__WRITTEN TASK 1__
Repeat the passage of the abstract on real-time TSCH networks starting with "Miguel Gutiérrez Gaitán, Luís" and going on through "für Informatik (2021)".
__WRITTEN TASK 2__
Name every wireless standard that the abstract on real-time TSCH networks mentions.

***** TEXT EXCERPT

Miguel Gutiérrez Gaitán, Luís Almeida, Pedro Miguel Santos, and Patrick Meumeu Yomsi. EDF Scheduling and Minimal-Overlap Shortest-Path Routing for Real-Time TSCH Networks. In Second Workshop on Next Generation Real-Time Embedded Systems (NG-RES 2021). Open Access Series in Informatics (OASIcs), Volume 87, pp. 2:1-2:12, Schloss Dagstuhl – Leibniz-Zentrum für Informatik (2021)
https://doi.org/10.4230/OASIcs.NG-RES.2021.2

Abstract

With the scope of Industry 4.0 and the Industrial Internet of Things (IIoT), wireless technologies have gained momentum in the industrial realm. Wireless standards such as WirelessHART, ISA100.11a, IEEE 802.15.4e and 6TiSCH are among the most popular, given their suitability to support real-time data traffic in wireless sensor and actuator networks (WSAN). Theoretical and empirical studies have covered prioritized packet scheduling in extenso, but only little has been done concerning methods that enhance and/or guarantee real-time performance based on routing decisions. In this work, we propose a greedy heuristic to reduce overlap in shortest-path routing for WSANs with packet transmissions scheduled under the earliest-deadline-first (EDF) policy. We evaluated our approach under varying network configurations and observed remarkable dominance in terms of the number of overlaps, transmission conflicts, and schedulability, regardless of the network workload and connectivity. We further observe that well-known graph network parameters, e.g., vertex degree, density, betweenness centrality, etc., have a special influence on the path overlaps, and thus provide useful insights to improve the real-time performance of the network.

**********
***** GIVEN DATA

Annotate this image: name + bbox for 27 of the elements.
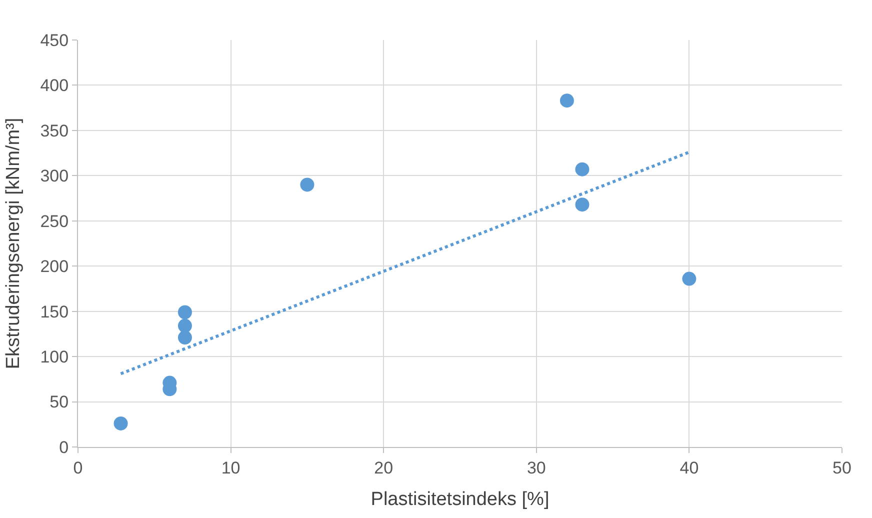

**********

__EXPECTED ANSWER 1__
Miguel Gutiérrez Gaitán, Luís Almeida, Pedro Miguel Santos, and Patrick Meumeu Yomsi. EDF Scheduling and Minimal-Overlap Shortest-Path Routing for Real-Time TSCH Networks. In Second Workshop on Next Generation Real-Time Embedded Systems (NG-RES 2021). Open Access Series in Informatics (OASIcs), Volume 87, pp. 2:1-2:12, Schloss Dagstuhl – Leibniz-Zentrum für Informatik (2021)

__EXPECTED ANSWER 2__
WirelessHART, ISA100.11a, IEEE 802.15.4e, 6TiSCH